▸ TEXT SECTION
>> START

Implications of the New Executive Order Prohibiting Transactions in Publicly Traded Securities of Chinese Military Companies

November 17, 2020

*On June 3, 2021 Executive Order 13959, which is referenced in this LawFlash, was amended by Executive Order 14032. Updated information about EO 14032 can be found in New Executive Order Carries Forward, Expands Chinese Military Company Sanctions.

The new Executive Order 13959 (EO or the Order) bans transactions by US persons in publicly traded securities of companies identified as “Chinese military companies,” and includes a ban on trading in derivatives of those securities and any securities designed to “provide investment exposure” to such securities, thereby capturing Exchange Traded Funds and arguably extending to funds that rely on those companies’ securities in any manner. The EO provides an 11-month wind down for divestiture of covered securities and positions.


On November 12, 2020, President Donald Trump took further action in the ongoing whole of government approach to dealing with the national security threats the administration has identified arising from China’s “Military-Civil Fusion.” Invoking the authority of the International Emergency Economic Powers Act, 50 U.S.C. § 1701 et seq. (IEEPA), the EO declares a national emergency with respect to the ability of those companies to continue to tap into the US capital markets as a source of funding for China’s “development and modernization of its military.” The EO prohibits “any transaction in publicly traded securities, or any securities that are derivative of or are designed to provide investment exposure to” securities, of any “Communist Chinese military company” – a defined term both in the EO and in the laws upon which it rests to identify those entities.

>> END

▸ RECORDED INFORMATION
>> START

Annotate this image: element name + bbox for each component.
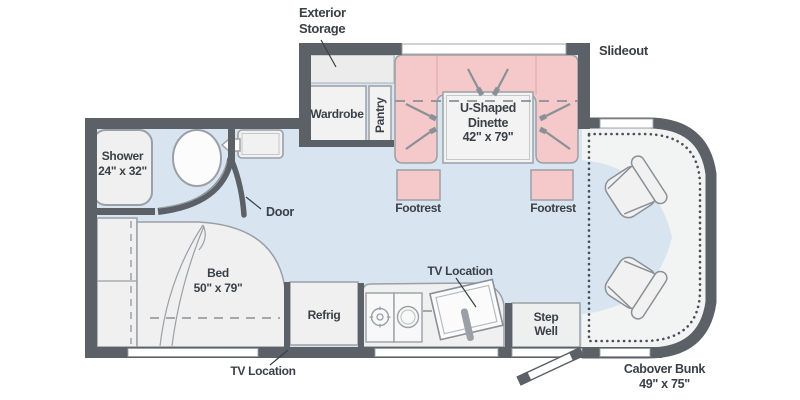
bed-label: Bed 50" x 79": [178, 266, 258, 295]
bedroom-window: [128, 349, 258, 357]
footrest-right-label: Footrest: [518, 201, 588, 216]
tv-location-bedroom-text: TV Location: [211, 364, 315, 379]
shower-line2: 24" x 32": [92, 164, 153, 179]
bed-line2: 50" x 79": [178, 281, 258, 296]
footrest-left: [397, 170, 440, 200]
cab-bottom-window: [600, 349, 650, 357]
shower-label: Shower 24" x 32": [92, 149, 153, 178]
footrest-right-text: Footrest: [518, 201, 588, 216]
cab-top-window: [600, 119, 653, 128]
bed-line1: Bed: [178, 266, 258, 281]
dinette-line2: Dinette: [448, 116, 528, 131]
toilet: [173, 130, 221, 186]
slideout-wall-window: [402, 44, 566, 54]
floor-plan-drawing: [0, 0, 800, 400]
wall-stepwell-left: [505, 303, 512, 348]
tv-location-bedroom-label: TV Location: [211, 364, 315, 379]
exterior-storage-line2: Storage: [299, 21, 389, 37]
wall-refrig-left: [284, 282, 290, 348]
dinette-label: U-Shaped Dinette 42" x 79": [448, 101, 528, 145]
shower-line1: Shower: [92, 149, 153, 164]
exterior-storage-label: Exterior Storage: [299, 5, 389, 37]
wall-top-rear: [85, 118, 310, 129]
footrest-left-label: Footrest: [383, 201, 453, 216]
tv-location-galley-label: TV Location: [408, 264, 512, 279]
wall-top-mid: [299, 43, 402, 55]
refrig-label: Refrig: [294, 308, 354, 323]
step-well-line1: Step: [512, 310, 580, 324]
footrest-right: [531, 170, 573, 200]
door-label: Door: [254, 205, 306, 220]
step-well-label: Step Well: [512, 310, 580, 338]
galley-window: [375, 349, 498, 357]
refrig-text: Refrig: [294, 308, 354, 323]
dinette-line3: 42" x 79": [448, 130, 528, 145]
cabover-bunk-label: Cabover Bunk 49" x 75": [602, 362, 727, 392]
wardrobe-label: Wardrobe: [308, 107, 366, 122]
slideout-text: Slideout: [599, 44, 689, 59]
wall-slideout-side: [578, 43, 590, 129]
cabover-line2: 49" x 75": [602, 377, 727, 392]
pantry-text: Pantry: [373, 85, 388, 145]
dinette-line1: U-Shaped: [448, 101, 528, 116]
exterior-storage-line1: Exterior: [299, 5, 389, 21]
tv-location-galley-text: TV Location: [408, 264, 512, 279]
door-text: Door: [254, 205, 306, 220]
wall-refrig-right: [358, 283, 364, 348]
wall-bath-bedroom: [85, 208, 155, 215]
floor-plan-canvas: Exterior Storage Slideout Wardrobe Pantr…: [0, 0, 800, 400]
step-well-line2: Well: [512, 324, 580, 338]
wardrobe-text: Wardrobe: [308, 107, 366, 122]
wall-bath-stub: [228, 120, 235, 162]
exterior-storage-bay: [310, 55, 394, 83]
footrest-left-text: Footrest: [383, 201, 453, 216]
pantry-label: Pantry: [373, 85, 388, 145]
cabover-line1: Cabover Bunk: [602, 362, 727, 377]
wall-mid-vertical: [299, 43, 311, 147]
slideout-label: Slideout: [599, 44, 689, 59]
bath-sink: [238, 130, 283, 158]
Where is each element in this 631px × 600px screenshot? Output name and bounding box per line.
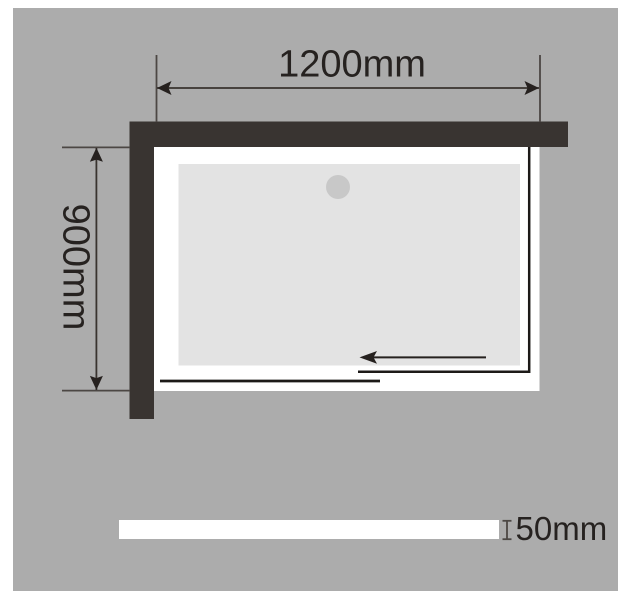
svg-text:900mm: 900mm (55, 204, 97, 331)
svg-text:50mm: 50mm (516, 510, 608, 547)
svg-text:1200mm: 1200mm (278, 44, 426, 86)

>> END
>> START

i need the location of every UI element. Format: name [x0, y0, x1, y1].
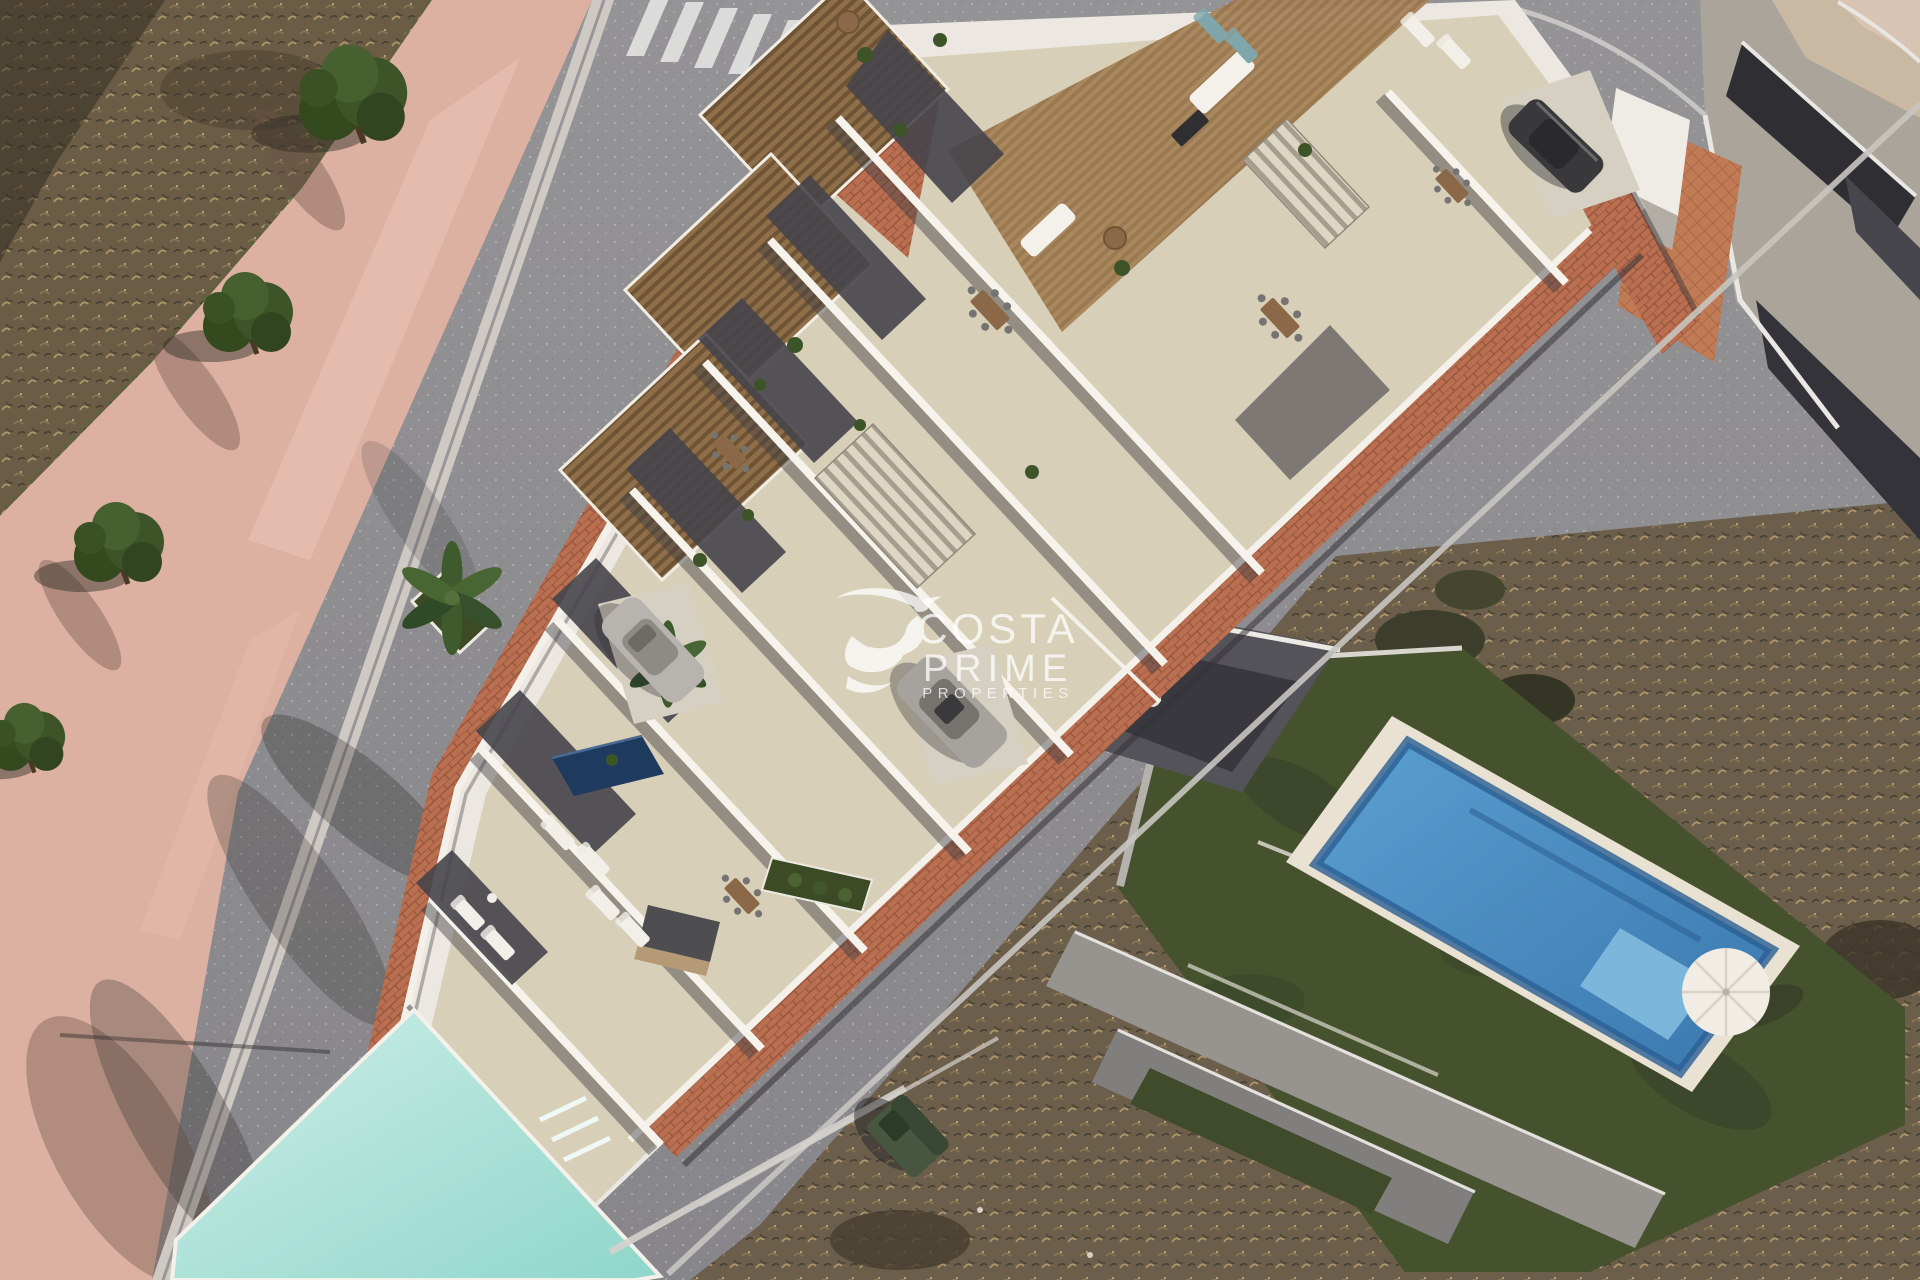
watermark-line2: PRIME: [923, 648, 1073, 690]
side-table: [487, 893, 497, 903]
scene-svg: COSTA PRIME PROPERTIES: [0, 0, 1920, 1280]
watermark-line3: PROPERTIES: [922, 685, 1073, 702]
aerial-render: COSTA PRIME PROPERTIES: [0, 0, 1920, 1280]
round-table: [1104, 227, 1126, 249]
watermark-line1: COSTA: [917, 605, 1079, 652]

>> END

▸ TASK DETAILS
In the article on the executive order about Chinese military companies, pull out the passage starting at "On November 12, 2020, President" and ending at "identify those entities.", word for word.

▸ FINAL ANSWER
On November 12, 2020, President Donald Trump took further action in the ongoing whole of government approach to dealing with the national security threats the administration has identified arising from China’s “Military-Civil Fusion.” Invoking the authority of the International Emergency Economic Powers Act, 50 U.S.C. § 1701 et seq. (IEEPA), the EO declares a national emergency with respect to the ability of those companies to continue to tap into the US capital markets as a source of funding for China’s “development and modernization of its military.” The EO prohibits “any transaction in publicly traded securities, or any securities that are derivative of or are designed to provide investment exposure to” securities, of any “Communist Chinese military company” – a defined term both in the EO and in the laws upon which it rests to identify those entities.